> _PAGE TEXT_:

----

Feature flags required by specific examples:

heap_tracing_report.cpp → -DOTRACE_HEAP=1 -DOTRACE_HEAP_STACKS=1 -DOTRACE_DEFINE_HEAP_HOOKS=1 [-rdynamic]

synth_tracks.cpp → -DOTRACE_SYNTHESIZE_TRACKS=1

rotation_gzip.cpp → -DOTRACE_USE_ZLIB=1 (or -DOTRACE_USE_MINIZ=1) for .json.gz output

What you can emit (and how it appears)

The goal is that the timeline tells a story without needing a log window. The primitives are small, but expressive.

Scopes are the backbone. A scope is a block of time that starts when you enter a piece of code and ends when you leave it. The macro captures this as a single “complete” event with a duration. You can optionally attach a category and a small numeric argument.

{
  TRACE_SCOPE("parse_config");                 // a single colored bar in the timeline
  // your code here
}

{
  TRACE_SCOPE_C("db_roundtrip", "io");         // categorize similar scopes
  // your code here
}

{
  TRACE_SCOPE_CKV("render", "gpu", "triangles", triangle_count);
  // your code here
}

In the viewer, each becomes a colored slice on the thread’s lane, with the name and category available on hover, and with the extra argument visible in the details. The width of the slice is its measured duration.

// sugar: a scope tagged with category "zone"
TRACE_ZONE("hot_path");    // same as TRACE_SCOPE_C("hot_path","zone")

Begin/End pairs let you mark a long-lived operation when RAII isn’t convenient. They produce two separate events that the viewer stitches into a block.

TRACE_BEGIN("upload");
// do the upload
TRACE_END("upload");

Most of the time, the RAII TRACE_SCOPE* is simpler and safer; reach for begin/end when you truly need to separate boundaries.

----

> _TASK REQUIREMENTS_:
**a)** In the tracing page text, rewrite the passage starting with "rotation_gzip.cpp → -DOTRACE_USE_ZLIB=1" and going on through "small numeric argument.", replacing "backbone" with "foundation".
**b)** Using the tracing page text, answer these questions:
(i) Which flag does synth_tracks.cpp require?
(ii) What category does TRACE_ZONE give a scope?
(iii) How many separate events does a Begin/End pair produce?

> _SUPPLIED MATERIAL_:
----

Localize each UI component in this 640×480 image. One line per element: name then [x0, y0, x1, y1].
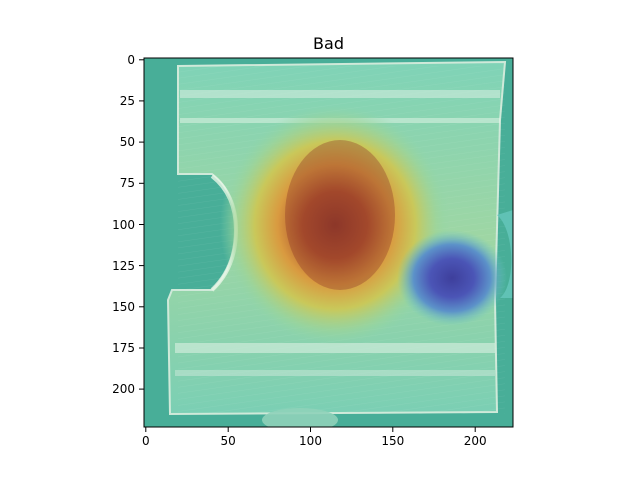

----

> _EXPECTED OUTPUTS_:
**a)**
rotation_gzip.cpp → -DOTRACE_USE_ZLIB=1 (or -DOTRACE_USE_MINIZ=1) for .json.gz output

What you can emit (and how it appears)

The goal is that the timeline tells a story without needing a log window. The primitives are small, but expressive.

Scopes are the foundation. A scope is a block of time that starts when you enter a piece of code and ends when you leave it. The macro captures this as a single “complete” event with a duration. You can optionally attach a category and a small numeric argument.

**b)**
(i) -DOTRACE_SYNTHESIZE_TRACKS=1
(ii) "zone"
(iii) Two